DIRECTIVE:
Repeat word for word the part of the records that opens with their first line and closes with the line containing "user-level-blurred [292, 90, 372, 114]", including both of those lines.

DATA SUPPLIED:

- - - - -

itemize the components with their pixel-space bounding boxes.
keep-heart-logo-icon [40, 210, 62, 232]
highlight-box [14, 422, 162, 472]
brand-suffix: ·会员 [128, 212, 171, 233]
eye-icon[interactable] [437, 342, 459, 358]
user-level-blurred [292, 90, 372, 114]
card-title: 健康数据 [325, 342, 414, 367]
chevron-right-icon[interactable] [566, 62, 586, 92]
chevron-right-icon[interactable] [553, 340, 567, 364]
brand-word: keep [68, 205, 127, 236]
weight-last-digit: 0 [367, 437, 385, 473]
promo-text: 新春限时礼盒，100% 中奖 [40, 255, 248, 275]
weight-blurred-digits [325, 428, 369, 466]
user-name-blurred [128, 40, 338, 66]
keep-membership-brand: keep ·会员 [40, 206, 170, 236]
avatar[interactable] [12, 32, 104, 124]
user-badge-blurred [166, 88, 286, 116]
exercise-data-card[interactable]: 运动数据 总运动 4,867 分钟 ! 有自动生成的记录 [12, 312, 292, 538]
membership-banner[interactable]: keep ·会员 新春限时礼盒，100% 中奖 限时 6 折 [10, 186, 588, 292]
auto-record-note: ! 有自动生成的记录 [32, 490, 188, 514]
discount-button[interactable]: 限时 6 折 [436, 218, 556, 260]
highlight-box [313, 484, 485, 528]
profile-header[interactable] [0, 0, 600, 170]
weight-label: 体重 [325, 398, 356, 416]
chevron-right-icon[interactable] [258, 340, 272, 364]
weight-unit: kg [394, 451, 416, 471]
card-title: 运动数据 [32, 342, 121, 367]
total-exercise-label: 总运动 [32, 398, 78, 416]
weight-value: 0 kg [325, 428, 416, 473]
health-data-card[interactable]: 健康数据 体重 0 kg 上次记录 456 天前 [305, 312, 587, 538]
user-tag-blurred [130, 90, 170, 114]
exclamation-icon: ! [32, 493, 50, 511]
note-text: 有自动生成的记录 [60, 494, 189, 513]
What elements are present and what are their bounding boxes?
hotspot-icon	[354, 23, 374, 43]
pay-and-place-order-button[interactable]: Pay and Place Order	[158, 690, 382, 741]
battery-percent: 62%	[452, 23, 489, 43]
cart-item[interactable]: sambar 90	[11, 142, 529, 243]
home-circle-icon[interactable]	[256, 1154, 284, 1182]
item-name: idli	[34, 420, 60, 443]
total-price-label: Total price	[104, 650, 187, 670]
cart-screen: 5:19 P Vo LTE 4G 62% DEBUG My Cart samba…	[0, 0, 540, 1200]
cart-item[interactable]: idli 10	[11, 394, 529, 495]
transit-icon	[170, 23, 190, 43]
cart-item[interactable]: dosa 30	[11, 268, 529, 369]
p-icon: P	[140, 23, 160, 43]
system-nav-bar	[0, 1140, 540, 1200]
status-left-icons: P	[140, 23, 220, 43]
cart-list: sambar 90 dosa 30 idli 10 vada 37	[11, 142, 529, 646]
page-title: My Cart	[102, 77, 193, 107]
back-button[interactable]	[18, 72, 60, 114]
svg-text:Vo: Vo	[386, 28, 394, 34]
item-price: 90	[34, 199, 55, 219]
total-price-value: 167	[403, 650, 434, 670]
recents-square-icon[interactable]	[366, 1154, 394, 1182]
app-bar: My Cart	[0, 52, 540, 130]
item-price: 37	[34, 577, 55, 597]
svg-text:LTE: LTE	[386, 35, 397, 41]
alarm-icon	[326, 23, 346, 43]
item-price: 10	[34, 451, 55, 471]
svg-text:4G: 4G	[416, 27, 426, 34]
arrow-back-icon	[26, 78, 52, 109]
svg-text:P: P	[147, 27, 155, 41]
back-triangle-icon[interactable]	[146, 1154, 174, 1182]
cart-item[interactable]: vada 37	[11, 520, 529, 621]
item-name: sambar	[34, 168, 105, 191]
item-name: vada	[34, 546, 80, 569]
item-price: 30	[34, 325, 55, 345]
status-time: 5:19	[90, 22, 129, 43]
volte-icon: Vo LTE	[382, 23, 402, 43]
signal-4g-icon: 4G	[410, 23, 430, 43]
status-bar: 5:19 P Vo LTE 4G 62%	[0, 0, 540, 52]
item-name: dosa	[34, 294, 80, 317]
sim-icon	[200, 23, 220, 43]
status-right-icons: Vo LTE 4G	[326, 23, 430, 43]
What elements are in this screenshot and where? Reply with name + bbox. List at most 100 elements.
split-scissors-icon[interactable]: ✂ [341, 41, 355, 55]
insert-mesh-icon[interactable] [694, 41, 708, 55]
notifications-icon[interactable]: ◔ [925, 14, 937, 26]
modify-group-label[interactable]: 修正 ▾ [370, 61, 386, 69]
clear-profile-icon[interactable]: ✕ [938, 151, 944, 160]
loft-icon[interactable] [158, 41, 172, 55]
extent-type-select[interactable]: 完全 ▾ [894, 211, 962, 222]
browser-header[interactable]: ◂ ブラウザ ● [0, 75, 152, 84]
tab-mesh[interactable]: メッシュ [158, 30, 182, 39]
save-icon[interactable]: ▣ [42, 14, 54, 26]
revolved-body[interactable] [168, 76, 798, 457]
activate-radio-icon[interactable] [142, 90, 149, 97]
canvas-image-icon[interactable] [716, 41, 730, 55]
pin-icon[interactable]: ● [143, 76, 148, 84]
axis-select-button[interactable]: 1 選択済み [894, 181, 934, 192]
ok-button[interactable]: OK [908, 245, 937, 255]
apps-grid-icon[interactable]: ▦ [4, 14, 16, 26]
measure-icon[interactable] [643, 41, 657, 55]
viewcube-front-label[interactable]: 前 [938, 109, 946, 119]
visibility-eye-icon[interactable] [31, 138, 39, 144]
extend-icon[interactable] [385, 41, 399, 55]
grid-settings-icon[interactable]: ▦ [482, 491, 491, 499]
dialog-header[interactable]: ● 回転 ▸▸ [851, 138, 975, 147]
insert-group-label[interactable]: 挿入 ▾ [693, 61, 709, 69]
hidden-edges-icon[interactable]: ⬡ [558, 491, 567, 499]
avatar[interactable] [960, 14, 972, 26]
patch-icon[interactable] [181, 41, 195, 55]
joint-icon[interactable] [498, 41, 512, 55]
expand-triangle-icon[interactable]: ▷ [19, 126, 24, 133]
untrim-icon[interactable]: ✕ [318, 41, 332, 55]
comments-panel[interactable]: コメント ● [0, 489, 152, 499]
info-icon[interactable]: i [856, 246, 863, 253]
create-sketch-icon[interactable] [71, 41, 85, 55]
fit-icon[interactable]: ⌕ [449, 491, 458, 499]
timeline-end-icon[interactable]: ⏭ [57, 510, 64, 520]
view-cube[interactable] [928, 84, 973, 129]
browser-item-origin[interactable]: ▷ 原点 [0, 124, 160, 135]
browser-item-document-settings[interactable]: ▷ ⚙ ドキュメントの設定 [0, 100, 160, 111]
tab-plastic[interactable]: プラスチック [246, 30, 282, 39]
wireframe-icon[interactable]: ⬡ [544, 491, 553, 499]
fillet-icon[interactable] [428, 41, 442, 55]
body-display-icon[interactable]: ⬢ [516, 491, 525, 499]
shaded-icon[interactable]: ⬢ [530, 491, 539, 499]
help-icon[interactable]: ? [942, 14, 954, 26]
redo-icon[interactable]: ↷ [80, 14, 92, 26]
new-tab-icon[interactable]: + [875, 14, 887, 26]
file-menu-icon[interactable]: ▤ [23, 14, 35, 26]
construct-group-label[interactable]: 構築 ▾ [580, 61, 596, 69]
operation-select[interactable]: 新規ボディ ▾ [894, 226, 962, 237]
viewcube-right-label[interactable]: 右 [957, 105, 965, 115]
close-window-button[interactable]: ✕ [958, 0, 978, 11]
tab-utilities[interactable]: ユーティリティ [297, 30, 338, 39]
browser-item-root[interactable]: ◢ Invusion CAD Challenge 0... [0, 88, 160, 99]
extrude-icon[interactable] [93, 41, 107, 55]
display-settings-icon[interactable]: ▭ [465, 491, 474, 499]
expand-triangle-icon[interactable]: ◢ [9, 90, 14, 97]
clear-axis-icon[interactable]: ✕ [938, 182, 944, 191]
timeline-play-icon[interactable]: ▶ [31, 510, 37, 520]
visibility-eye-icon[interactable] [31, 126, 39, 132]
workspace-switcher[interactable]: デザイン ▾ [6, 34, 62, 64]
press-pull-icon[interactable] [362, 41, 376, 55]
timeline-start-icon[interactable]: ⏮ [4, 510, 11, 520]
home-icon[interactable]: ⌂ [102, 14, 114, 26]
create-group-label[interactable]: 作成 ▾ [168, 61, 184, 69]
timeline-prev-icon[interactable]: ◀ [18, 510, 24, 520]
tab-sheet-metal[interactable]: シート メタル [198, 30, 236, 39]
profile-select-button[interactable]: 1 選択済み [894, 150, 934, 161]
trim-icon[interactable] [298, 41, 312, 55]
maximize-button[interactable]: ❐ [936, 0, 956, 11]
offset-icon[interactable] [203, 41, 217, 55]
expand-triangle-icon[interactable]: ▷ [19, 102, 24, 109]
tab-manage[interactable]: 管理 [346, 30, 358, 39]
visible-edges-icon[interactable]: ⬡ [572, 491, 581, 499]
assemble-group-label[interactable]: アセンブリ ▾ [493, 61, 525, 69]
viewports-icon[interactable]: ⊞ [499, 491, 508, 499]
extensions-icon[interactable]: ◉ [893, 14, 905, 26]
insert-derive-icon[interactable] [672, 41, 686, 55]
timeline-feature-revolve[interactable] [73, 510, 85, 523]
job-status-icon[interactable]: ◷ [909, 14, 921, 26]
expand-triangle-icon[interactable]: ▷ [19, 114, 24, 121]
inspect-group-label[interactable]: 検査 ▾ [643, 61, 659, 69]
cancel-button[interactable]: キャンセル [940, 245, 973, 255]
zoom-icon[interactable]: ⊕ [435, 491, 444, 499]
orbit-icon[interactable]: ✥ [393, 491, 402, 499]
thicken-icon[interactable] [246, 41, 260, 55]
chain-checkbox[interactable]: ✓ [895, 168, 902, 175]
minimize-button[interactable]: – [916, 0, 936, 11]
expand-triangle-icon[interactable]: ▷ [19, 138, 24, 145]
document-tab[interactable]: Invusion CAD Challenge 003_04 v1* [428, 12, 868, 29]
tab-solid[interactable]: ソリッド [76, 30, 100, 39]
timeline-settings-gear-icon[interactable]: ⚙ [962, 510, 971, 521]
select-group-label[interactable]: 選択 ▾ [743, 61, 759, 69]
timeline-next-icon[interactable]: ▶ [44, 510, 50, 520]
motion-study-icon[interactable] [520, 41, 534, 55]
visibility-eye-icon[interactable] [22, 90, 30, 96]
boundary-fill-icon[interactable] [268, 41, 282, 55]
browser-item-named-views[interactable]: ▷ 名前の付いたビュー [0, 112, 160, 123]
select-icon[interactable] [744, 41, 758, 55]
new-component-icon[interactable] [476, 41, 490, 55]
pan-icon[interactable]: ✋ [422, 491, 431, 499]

- - - - -

THE SOLUTION:
itemize the components with their pixel-space bounding boxes.
keep-heart-logo-icon [40, 210, 62, 232]
highlight-box [14, 422, 162, 472]
brand-suffix: ·会员 [128, 212, 171, 233]
eye-icon[interactable] [437, 342, 459, 358]
user-level-blurred [292, 90, 372, 114]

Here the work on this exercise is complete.